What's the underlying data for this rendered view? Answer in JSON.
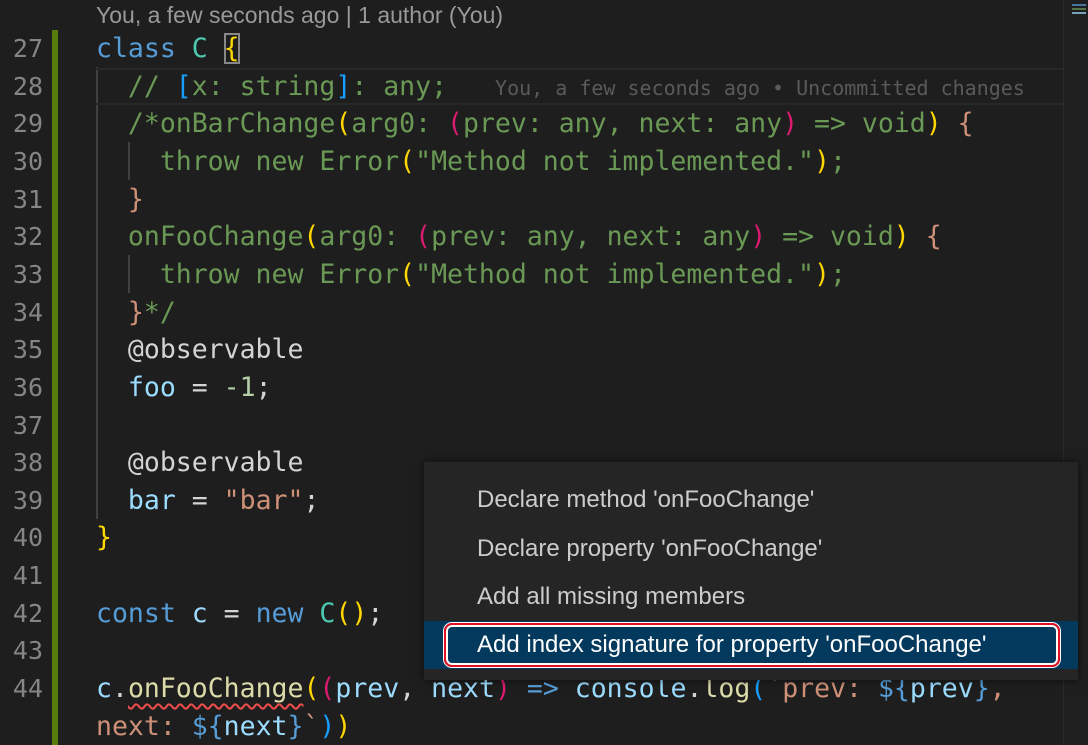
{
  "blame_header": "You, a few seconds ago | 1 author (You)",
  "inline_blame": "You, a few seconds ago • Uncommitted changes",
  "colors": {
    "kw": "#569cd6",
    "cls": "#4ec9b0",
    "cm": "#6a9955",
    "prop": "#9cdcfe",
    "str": "#ce9178",
    "num": "#b5cea8",
    "fn": "#dcdcaa",
    "pl": "#d4d4d4",
    "br1": "#ffd700",
    "br2": "#da1c6f",
    "br3": "#179fff",
    "dec": "#d4d4d4",
    "git_added": "#587c0c",
    "selection": "#04395e",
    "error": "#f14c4c"
  },
  "lines": [
    {
      "n": "27",
      "tokens": [
        [
          "class ",
          "kw"
        ],
        [
          "C ",
          "cls"
        ],
        [
          "{",
          "br1"
        ]
      ]
    },
    {
      "n": "28",
      "tokens": [
        [
          "  // ",
          "cm"
        ],
        [
          "[",
          "br3"
        ],
        [
          "x: string",
          "cm"
        ],
        [
          "]",
          "br3"
        ],
        [
          ": any;",
          "cm"
        ]
      ],
      "current": true
    },
    {
      "n": "29",
      "tokens": [
        [
          "  /*onBarChange",
          "cm"
        ],
        [
          "(",
          "br1"
        ],
        [
          "arg0: ",
          "cm"
        ],
        [
          "(",
          "br2"
        ],
        [
          "prev: any, next: any",
          "cm"
        ],
        [
          ")",
          "br2"
        ],
        [
          " => void",
          "cm"
        ],
        [
          ")",
          "br1"
        ],
        [
          " {",
          "str"
        ]
      ]
    },
    {
      "n": "30",
      "tokens": [
        [
          "    throw new Error",
          "cm"
        ],
        [
          "(",
          "br1"
        ],
        [
          "\"Method not implemented.\"",
          "cm"
        ],
        [
          ")",
          "br1"
        ],
        [
          ";",
          "cm"
        ]
      ]
    },
    {
      "n": "31",
      "tokens": [
        [
          "  }",
          "str"
        ]
      ]
    },
    {
      "n": "32",
      "tokens": [
        [
          "  onFooChange",
          "cm"
        ],
        [
          "(",
          "br1"
        ],
        [
          "arg0: ",
          "cm"
        ],
        [
          "(",
          "br2"
        ],
        [
          "prev: any, next: any",
          "cm"
        ],
        [
          ")",
          "br2"
        ],
        [
          " => void",
          "cm"
        ],
        [
          ")",
          "br1"
        ],
        [
          " {",
          "str"
        ]
      ]
    },
    {
      "n": "33",
      "tokens": [
        [
          "    throw new Error",
          "cm"
        ],
        [
          "(",
          "br1"
        ],
        [
          "\"Method not implemented.\"",
          "cm"
        ],
        [
          ")",
          "br1"
        ],
        [
          ";",
          "cm"
        ]
      ]
    },
    {
      "n": "34",
      "tokens": [
        [
          "  }",
          "str"
        ],
        [
          "*/",
          "cm"
        ]
      ]
    },
    {
      "n": "35",
      "tokens": [
        [
          "  @observable",
          "dec"
        ]
      ]
    },
    {
      "n": "36",
      "tokens": [
        [
          "  ",
          "pl"
        ],
        [
          "foo",
          "prop"
        ],
        [
          " = ",
          "pl"
        ],
        [
          "-1",
          "num"
        ],
        [
          ";",
          "pl"
        ]
      ]
    },
    {
      "n": "37",
      "tokens": []
    },
    {
      "n": "38",
      "tokens": [
        [
          "  @observable",
          "dec"
        ]
      ]
    },
    {
      "n": "39",
      "tokens": [
        [
          "  ",
          "pl"
        ],
        [
          "bar",
          "prop"
        ],
        [
          " = ",
          "pl"
        ],
        [
          "\"bar\"",
          "str"
        ],
        [
          ";",
          "pl"
        ]
      ]
    },
    {
      "n": "40",
      "tokens": [
        [
          "}",
          "br1"
        ]
      ]
    },
    {
      "n": "41",
      "tokens": []
    },
    {
      "n": "42",
      "tokens": [
        [
          "const ",
          "kw"
        ],
        [
          "c",
          "prop"
        ],
        [
          " = ",
          "pl"
        ],
        [
          "new ",
          "kw"
        ],
        [
          "C",
          "cls"
        ],
        [
          "(",
          "br1"
        ],
        [
          ")",
          "br1"
        ],
        [
          ";",
          "pl"
        ]
      ]
    },
    {
      "n": "43",
      "tokens": []
    },
    {
      "n": "44",
      "tokens": [
        [
          "c",
          "prop"
        ],
        [
          ".",
          "pl"
        ],
        [
          "onFooChange",
          "fn"
        ],
        [
          "(",
          "br1"
        ],
        [
          "(",
          "br2"
        ],
        [
          "prev",
          "prop"
        ],
        [
          ", ",
          "pl"
        ],
        [
          "next",
          "prop"
        ],
        [
          ")",
          "br2"
        ],
        [
          " => ",
          "kw"
        ],
        [
          "console",
          "prop"
        ],
        [
          ".",
          "pl"
        ],
        [
          "log",
          "fn"
        ],
        [
          "(",
          "br3"
        ],
        [
          "`prev: ",
          "str"
        ],
        [
          "${",
          "kw"
        ],
        [
          "prev",
          "prop"
        ],
        [
          "}",
          "kw"
        ],
        [
          ",",
          "str"
        ]
      ]
    },
    {
      "n": "",
      "tokens": [
        [
          "next: ",
          "str"
        ],
        [
          "${",
          "kw"
        ],
        [
          "next",
          "prop"
        ],
        [
          "}",
          "kw"
        ],
        [
          "`",
          "str"
        ],
        [
          ")",
          "br3"
        ],
        [
          ")",
          "br1"
        ]
      ]
    }
  ],
  "quick_fix_menu": {
    "items": [
      {
        "label": "Declare method 'onFooChange'"
      },
      {
        "label": "Declare property 'onFooChange'"
      },
      {
        "label": "Add all missing members"
      },
      {
        "label": "Add index signature for property 'onFooChange'",
        "selected": true
      }
    ]
  }
}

* **TASK BRIEF**
Search the listing above for the string "label". Copy every line that contains it.

* **WRITTEN RESPONSE**
        "label": "Declare method 'onFooChange'"
        "label": "Declare property 'onFooChange'"
        "label": "Add all missing members"
        "label": "Add index signature for property 'onFooChange'",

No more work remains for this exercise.